-- begin RECORDS FOR THE TASK --

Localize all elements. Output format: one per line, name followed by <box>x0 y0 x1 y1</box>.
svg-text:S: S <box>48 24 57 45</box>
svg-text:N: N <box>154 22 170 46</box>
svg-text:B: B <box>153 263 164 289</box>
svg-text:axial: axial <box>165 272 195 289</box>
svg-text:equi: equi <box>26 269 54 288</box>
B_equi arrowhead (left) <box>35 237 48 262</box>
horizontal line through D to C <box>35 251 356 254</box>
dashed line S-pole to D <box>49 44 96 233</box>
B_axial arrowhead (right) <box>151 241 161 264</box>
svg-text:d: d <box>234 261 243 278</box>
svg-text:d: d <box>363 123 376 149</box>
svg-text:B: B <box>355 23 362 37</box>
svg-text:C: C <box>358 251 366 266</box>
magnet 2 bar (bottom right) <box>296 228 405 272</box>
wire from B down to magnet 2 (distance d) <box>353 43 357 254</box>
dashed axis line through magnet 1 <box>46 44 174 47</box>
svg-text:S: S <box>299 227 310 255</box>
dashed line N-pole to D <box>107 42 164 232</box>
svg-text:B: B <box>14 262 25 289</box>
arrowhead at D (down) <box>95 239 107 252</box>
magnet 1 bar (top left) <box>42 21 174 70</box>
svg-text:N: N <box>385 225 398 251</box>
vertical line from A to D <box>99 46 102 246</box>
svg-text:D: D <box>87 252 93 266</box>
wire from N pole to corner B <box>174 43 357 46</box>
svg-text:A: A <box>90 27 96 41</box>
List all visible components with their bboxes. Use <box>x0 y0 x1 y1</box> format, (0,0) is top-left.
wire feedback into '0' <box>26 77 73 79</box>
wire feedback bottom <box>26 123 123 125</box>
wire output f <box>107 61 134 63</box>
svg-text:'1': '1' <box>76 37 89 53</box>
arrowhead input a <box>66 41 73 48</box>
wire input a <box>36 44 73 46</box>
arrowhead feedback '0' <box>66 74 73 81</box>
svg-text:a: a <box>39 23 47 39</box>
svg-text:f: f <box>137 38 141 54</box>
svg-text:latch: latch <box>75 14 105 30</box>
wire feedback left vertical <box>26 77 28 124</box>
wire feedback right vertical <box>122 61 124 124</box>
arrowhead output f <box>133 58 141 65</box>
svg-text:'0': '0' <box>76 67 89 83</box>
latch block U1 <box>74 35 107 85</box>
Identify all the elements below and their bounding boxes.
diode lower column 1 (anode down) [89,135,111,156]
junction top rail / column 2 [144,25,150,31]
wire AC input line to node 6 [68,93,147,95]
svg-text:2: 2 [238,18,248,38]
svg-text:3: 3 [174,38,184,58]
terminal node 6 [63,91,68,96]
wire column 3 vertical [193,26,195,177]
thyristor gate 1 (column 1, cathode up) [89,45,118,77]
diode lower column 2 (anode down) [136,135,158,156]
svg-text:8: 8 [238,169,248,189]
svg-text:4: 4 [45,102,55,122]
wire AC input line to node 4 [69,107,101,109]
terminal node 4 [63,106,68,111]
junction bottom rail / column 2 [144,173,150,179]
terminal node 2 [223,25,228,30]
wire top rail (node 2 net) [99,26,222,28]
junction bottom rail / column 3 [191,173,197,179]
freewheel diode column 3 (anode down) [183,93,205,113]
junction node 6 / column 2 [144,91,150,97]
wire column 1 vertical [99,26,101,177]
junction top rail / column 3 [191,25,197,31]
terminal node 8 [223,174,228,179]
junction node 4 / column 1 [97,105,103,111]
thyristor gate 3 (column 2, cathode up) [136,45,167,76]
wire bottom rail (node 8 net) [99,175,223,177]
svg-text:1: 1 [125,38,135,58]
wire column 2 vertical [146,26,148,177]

-- end RECORDS FOR THE TASK --
-- begin RECORDS FOR THE TASK --

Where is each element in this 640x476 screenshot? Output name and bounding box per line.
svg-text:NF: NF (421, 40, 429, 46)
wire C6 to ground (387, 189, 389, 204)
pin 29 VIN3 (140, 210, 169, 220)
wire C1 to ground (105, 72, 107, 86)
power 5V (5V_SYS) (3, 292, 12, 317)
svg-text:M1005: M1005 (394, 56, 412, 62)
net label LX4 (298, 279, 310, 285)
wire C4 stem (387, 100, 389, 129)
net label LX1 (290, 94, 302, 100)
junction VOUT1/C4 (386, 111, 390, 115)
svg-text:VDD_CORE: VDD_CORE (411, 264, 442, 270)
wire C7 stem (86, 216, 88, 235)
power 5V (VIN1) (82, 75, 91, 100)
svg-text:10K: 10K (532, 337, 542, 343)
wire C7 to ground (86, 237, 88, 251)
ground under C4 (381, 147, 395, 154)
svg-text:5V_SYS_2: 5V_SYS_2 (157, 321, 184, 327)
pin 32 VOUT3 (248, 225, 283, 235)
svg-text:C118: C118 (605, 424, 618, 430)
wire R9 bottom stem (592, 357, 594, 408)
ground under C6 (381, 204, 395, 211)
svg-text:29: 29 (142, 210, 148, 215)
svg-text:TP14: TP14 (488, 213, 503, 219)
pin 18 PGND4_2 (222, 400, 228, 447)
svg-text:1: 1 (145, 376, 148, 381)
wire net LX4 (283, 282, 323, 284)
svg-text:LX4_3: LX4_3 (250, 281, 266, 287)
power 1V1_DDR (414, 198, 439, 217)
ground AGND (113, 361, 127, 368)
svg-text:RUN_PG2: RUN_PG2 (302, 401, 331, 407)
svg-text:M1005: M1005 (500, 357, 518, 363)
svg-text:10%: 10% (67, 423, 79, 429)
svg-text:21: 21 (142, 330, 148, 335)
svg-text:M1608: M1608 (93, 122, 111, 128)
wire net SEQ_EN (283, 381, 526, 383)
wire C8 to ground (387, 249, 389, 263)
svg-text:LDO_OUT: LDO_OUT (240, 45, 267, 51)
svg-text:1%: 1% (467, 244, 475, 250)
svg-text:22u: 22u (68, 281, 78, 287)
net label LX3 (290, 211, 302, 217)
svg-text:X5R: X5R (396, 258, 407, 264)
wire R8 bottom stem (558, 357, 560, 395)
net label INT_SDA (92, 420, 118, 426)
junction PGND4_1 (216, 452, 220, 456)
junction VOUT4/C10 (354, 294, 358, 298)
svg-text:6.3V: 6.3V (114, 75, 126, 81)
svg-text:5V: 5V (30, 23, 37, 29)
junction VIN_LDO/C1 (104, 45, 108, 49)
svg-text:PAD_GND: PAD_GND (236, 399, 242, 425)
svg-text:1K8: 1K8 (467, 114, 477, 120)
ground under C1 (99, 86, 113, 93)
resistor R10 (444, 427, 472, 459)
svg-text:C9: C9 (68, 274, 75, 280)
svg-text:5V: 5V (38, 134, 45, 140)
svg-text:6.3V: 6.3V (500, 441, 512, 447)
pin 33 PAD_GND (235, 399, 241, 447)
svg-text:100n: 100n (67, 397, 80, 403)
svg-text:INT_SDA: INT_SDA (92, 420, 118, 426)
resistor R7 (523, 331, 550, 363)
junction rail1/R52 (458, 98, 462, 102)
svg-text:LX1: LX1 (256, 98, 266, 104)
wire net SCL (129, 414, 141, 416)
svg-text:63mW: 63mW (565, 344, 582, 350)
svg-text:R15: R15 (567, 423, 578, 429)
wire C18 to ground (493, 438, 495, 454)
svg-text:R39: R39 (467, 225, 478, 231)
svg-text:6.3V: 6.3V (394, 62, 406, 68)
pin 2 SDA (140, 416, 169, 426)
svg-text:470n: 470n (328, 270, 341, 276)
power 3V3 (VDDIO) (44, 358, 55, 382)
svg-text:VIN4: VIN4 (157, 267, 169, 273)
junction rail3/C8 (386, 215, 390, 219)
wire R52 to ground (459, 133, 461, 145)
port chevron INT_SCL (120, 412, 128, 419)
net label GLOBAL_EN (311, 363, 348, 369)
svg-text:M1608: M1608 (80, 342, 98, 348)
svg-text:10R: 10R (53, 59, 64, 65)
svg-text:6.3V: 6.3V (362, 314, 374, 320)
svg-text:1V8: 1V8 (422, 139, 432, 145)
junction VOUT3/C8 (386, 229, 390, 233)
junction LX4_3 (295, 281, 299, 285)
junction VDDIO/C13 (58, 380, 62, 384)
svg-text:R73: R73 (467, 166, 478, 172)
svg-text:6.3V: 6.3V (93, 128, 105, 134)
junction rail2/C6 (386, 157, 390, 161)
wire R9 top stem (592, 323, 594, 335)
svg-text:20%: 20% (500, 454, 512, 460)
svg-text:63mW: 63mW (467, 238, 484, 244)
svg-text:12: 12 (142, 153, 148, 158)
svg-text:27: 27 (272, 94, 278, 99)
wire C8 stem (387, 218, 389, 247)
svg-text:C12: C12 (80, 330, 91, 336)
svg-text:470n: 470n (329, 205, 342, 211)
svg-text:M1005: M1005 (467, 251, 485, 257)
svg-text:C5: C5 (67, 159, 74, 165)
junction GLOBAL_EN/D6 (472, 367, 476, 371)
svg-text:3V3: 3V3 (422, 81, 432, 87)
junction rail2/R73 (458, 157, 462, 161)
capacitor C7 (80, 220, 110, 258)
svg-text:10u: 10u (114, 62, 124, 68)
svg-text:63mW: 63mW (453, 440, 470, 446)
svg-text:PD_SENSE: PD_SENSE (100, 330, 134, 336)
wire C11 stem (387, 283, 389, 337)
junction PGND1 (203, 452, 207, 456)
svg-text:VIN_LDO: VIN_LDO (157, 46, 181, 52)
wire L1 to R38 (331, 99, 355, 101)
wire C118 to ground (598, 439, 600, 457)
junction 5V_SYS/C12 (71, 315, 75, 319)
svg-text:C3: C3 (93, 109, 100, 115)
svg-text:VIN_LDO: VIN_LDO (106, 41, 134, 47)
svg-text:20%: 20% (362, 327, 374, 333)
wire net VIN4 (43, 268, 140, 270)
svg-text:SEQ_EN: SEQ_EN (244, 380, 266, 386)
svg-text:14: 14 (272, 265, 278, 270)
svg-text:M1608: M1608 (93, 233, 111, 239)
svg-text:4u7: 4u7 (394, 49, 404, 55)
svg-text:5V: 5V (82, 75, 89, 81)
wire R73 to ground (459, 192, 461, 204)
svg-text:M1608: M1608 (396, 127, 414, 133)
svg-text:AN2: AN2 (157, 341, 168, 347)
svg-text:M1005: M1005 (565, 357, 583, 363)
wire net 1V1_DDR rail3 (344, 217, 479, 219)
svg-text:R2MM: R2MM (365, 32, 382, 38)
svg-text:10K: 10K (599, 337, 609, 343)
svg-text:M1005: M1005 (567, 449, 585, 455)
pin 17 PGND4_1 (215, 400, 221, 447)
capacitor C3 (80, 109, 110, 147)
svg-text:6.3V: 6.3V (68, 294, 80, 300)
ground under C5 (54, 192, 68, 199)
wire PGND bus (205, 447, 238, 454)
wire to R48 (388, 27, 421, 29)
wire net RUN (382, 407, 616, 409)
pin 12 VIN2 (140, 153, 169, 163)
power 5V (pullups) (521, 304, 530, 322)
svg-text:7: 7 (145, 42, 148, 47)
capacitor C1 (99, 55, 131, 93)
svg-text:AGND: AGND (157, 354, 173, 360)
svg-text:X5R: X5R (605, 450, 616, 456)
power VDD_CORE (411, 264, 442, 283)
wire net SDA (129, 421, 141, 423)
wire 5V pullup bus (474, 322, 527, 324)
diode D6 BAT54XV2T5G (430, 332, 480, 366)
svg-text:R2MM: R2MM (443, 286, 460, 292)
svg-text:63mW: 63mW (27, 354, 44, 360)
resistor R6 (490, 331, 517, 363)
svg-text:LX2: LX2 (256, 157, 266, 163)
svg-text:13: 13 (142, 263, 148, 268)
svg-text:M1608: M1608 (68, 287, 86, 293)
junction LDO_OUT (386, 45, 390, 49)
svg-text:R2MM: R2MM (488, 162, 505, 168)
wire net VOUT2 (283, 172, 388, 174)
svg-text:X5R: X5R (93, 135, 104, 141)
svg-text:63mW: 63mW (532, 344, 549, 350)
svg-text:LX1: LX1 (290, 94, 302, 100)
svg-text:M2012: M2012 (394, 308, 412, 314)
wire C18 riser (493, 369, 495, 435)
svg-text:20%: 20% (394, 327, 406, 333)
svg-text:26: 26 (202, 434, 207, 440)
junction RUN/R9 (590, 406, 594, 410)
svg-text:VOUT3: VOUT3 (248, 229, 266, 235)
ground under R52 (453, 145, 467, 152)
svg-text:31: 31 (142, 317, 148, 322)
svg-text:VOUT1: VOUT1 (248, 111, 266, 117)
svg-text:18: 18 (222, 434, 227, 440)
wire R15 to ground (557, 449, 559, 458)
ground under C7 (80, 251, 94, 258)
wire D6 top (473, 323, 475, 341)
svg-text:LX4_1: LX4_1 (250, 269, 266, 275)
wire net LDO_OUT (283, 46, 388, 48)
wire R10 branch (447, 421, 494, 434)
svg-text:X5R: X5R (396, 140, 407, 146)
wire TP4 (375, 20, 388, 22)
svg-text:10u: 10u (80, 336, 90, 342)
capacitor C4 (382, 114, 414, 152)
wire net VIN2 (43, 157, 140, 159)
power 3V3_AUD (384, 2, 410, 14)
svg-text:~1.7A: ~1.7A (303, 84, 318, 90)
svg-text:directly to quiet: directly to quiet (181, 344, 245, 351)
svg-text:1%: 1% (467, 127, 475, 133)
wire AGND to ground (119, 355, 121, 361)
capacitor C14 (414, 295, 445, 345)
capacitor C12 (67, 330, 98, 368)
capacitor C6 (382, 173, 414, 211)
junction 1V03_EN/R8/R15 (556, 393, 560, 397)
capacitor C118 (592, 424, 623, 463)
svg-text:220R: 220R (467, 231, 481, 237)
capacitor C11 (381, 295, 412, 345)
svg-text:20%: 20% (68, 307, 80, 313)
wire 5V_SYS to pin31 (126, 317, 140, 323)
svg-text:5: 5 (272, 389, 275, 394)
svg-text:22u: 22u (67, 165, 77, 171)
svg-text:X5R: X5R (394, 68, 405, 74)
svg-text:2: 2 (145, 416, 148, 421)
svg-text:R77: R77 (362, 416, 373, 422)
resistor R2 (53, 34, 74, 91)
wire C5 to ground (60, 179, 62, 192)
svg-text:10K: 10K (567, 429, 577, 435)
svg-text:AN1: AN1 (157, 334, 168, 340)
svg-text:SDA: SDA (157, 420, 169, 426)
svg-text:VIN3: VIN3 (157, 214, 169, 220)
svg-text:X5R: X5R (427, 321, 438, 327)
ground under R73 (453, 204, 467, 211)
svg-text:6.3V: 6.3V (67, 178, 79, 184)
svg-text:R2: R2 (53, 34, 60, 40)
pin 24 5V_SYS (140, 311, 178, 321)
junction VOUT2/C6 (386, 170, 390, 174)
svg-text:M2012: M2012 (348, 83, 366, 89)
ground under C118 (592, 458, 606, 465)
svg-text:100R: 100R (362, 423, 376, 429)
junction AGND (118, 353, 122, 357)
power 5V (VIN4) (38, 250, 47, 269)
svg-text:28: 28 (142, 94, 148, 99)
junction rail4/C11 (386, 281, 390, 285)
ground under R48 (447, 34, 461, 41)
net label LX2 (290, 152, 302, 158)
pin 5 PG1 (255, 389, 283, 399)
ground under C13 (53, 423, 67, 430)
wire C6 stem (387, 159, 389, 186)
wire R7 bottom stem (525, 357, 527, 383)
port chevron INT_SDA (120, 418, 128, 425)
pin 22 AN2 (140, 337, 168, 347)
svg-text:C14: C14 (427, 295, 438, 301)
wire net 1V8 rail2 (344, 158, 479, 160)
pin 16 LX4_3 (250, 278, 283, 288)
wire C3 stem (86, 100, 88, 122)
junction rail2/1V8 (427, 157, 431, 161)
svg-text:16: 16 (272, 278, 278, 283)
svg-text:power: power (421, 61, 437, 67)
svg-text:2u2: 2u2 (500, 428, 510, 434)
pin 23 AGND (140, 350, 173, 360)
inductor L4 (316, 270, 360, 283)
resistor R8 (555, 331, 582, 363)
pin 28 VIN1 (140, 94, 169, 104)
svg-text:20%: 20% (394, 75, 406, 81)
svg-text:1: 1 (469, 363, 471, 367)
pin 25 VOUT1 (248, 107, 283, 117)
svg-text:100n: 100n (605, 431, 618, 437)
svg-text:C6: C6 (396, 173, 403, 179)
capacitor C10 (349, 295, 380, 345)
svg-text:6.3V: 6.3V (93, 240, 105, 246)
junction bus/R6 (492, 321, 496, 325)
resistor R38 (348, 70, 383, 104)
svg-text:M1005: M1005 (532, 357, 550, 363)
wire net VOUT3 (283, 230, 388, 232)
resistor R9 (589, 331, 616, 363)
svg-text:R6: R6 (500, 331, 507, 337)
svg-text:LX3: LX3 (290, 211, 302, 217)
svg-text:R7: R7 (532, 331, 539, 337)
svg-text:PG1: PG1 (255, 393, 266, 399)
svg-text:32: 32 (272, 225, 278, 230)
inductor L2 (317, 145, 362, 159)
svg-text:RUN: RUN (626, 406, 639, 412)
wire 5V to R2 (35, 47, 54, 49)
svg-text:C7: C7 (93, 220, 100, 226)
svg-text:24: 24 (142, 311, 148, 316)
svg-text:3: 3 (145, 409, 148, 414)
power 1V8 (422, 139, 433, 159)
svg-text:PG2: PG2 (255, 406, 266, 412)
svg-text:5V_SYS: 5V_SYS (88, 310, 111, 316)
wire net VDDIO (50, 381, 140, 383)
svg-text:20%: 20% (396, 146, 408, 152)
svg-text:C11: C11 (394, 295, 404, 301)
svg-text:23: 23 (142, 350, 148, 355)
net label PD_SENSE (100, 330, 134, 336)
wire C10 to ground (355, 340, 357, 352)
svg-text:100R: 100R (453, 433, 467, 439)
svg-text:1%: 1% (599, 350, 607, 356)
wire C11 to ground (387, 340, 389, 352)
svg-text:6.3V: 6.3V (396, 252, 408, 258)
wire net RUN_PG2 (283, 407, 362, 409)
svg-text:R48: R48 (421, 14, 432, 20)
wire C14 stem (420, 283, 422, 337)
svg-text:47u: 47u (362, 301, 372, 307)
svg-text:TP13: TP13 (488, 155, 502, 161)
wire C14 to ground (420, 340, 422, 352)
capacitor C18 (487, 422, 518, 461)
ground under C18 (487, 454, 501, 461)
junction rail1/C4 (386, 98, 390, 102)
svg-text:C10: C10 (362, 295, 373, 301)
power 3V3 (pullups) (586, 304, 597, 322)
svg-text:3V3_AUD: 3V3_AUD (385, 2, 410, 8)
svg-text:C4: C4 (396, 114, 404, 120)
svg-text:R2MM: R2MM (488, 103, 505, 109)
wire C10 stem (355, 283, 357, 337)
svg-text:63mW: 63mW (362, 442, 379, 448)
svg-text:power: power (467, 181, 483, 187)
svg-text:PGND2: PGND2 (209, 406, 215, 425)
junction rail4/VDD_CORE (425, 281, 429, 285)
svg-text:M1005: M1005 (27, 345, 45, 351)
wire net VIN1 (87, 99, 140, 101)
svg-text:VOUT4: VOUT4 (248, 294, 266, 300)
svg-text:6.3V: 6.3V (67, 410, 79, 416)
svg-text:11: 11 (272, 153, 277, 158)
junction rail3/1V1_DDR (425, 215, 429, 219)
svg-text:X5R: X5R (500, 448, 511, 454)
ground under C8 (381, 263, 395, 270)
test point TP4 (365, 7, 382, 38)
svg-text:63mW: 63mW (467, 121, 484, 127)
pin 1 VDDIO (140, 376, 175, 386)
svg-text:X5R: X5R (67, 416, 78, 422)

-- end RECORDS FOR THE TASK --

== WRITTEN PROBLEM ==
Repeat the records word for word, starting at the line containing "Localize all elements." and ending at the line containing "svg-text:equi: equi <box>26 269 54 288</box>".

== EXERCISE RESPONSE ==
Localize all elements. Output format: one per line, name followed by <box>x0 y0 x1 y1</box>.
svg-text:S: S <box>48 24 57 45</box>
svg-text:N: N <box>154 22 170 46</box>
svg-text:B: B <box>153 263 164 289</box>
svg-text:axial: axial <box>165 272 195 289</box>
svg-text:equi: equi <box>26 269 54 288</box>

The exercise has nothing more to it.